* [The records]:
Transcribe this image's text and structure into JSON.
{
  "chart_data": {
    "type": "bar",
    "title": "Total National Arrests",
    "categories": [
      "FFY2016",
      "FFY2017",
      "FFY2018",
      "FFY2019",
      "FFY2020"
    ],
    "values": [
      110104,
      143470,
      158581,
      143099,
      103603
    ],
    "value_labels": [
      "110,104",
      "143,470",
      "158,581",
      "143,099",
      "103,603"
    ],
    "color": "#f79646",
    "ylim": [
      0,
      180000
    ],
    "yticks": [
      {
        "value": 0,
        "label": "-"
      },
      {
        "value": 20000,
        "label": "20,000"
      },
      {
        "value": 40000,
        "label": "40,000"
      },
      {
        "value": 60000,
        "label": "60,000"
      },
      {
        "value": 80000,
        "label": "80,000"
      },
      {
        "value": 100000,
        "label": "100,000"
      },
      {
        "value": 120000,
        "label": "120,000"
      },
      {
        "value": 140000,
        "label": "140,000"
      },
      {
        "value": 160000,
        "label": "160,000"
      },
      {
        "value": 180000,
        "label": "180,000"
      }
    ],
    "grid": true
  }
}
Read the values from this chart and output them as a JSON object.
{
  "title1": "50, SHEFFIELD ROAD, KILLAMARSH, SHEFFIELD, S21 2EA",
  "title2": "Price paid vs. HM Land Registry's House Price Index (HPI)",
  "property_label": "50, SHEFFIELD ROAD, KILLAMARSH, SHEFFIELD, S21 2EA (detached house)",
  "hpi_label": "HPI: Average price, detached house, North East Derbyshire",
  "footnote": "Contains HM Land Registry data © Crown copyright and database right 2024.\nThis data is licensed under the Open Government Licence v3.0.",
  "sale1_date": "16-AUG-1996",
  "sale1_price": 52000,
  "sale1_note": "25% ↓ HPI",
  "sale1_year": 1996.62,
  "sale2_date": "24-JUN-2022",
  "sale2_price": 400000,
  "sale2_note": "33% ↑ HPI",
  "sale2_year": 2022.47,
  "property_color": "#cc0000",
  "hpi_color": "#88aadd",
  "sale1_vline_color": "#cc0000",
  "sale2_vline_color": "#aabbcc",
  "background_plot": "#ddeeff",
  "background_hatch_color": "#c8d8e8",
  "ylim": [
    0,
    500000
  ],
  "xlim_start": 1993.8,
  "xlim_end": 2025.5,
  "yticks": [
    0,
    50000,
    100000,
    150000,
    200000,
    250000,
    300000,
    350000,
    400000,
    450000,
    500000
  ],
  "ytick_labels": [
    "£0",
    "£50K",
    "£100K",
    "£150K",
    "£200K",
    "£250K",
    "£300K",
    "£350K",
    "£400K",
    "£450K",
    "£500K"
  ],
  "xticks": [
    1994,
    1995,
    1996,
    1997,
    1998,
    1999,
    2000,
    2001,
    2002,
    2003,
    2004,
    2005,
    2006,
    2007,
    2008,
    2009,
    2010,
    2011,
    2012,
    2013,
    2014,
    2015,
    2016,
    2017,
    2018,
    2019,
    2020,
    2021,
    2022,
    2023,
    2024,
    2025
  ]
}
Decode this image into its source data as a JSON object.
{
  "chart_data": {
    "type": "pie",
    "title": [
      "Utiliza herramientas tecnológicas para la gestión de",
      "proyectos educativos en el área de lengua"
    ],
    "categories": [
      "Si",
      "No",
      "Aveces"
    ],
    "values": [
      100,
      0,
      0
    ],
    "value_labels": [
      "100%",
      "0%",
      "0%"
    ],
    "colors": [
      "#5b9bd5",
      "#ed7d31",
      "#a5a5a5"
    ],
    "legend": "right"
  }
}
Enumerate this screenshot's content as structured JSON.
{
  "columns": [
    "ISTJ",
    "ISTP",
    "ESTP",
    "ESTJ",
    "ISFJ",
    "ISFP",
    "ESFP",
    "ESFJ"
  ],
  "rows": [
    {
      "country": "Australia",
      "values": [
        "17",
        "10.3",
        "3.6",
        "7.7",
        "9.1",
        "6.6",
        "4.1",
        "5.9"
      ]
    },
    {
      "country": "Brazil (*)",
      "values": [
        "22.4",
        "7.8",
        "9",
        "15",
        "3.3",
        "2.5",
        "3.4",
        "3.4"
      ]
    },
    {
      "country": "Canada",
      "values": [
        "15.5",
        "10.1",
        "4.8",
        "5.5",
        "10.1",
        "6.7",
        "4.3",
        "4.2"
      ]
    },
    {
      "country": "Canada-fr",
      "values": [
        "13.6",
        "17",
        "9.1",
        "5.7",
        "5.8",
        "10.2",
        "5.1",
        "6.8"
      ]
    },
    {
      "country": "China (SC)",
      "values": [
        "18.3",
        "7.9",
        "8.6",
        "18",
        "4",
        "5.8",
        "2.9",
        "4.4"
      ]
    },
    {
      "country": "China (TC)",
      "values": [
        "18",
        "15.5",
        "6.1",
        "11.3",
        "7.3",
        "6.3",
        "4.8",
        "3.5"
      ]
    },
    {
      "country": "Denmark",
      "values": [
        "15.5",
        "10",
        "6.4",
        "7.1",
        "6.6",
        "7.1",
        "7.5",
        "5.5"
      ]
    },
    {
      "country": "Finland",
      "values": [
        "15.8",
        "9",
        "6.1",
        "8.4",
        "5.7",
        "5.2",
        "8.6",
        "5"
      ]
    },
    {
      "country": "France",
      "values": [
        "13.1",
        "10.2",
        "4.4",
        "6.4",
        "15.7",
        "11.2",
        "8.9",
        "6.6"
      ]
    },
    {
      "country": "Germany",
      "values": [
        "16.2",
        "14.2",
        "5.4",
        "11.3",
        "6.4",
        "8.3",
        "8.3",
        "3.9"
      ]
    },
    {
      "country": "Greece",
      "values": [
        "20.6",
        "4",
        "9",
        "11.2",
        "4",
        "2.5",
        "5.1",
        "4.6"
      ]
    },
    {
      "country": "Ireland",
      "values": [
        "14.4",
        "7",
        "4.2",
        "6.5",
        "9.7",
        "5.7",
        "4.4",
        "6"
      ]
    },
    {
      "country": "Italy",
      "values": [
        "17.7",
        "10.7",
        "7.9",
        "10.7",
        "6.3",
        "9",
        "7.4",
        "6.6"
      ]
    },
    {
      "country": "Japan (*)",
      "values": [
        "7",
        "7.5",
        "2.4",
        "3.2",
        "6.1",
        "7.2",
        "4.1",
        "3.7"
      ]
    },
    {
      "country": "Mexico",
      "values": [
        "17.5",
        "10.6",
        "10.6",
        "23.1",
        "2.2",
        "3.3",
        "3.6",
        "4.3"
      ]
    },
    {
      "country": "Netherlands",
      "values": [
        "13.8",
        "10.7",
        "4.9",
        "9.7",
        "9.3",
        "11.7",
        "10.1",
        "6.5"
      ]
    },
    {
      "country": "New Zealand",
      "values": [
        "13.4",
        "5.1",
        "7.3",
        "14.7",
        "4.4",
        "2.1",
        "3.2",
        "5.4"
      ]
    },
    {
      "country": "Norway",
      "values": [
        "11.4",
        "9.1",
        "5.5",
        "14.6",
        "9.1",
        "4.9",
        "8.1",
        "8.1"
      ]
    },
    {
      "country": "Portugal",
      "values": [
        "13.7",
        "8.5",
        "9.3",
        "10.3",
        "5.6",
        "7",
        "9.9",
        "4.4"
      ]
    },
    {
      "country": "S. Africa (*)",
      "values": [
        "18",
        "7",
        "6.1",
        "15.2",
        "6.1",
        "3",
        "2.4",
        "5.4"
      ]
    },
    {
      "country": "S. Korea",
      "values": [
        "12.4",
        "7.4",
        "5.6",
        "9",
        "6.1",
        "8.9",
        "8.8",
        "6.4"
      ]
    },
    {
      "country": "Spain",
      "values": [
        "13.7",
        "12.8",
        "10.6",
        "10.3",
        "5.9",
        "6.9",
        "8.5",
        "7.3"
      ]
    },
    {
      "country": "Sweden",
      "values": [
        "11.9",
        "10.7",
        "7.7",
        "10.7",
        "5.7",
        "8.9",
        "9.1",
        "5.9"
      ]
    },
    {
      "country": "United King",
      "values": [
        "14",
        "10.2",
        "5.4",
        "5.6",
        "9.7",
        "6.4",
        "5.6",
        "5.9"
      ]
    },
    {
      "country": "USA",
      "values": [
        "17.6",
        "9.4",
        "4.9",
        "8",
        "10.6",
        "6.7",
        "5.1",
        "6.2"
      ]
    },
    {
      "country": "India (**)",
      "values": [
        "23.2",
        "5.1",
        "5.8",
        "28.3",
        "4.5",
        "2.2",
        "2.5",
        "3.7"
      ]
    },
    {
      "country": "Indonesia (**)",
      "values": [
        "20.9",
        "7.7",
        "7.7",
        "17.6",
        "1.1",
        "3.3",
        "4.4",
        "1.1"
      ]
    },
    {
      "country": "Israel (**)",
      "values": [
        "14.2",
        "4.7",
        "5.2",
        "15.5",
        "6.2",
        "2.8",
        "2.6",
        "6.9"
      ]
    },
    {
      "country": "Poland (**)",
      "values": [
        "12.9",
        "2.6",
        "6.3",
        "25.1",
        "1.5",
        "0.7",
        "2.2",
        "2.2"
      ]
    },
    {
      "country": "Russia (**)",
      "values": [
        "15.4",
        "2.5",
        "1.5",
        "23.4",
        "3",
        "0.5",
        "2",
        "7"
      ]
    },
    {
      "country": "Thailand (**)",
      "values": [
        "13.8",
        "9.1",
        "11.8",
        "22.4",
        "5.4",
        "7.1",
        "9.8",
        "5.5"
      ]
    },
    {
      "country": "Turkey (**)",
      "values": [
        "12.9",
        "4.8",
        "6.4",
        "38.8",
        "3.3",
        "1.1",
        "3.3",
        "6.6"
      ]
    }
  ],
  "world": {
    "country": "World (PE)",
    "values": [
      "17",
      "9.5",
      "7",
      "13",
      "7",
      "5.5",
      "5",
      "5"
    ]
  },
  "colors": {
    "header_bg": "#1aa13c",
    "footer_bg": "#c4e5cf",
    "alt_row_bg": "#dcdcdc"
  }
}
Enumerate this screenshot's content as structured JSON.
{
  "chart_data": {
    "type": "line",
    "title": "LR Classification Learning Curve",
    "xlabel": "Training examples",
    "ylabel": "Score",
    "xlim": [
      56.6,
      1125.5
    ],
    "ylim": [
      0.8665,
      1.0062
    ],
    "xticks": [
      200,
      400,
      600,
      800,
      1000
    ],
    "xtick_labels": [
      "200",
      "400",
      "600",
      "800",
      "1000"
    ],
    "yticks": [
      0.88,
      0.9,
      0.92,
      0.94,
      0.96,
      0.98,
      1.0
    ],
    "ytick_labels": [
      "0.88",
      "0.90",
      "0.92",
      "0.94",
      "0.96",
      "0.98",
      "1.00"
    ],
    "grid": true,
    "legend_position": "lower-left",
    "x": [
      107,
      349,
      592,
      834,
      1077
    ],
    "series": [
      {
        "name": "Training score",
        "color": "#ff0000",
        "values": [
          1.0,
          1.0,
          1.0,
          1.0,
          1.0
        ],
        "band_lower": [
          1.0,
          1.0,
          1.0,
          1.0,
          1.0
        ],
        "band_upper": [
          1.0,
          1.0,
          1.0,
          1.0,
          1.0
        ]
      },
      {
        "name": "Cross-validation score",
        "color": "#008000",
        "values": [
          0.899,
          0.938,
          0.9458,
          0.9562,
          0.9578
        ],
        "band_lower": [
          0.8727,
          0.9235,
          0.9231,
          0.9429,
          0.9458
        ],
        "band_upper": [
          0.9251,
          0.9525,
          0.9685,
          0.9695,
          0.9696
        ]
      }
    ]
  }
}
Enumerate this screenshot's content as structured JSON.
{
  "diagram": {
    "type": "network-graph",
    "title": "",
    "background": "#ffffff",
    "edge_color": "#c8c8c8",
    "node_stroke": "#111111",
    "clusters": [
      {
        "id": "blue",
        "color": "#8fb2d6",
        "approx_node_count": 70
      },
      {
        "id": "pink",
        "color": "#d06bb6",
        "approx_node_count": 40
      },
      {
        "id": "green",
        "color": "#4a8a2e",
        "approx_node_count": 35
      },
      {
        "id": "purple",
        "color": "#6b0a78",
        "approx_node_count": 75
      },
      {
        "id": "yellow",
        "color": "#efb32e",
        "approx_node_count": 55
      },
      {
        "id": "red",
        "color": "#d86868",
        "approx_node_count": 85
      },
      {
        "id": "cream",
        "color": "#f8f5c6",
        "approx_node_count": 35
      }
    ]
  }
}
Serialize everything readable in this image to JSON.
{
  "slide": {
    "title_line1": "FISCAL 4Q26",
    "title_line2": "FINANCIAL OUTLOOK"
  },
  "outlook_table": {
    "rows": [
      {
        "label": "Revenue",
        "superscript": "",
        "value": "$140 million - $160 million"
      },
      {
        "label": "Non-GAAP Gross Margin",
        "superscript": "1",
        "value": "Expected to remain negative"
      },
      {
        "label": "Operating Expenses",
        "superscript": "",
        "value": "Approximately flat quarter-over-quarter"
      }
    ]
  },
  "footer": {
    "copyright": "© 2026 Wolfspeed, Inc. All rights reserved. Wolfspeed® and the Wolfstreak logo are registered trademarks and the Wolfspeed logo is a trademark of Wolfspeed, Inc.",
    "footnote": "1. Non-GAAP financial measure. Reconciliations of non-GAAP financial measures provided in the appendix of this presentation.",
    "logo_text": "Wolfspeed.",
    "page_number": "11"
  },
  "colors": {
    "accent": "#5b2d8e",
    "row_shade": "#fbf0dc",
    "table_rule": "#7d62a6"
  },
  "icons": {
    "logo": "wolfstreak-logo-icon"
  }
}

* [What is needed]:
Copy out every line from the data above that has "type" in it.

* [Output of the task]:
    "type": "bar",
    "type": "pie",
    "type": "line",
    "type": "network-graph",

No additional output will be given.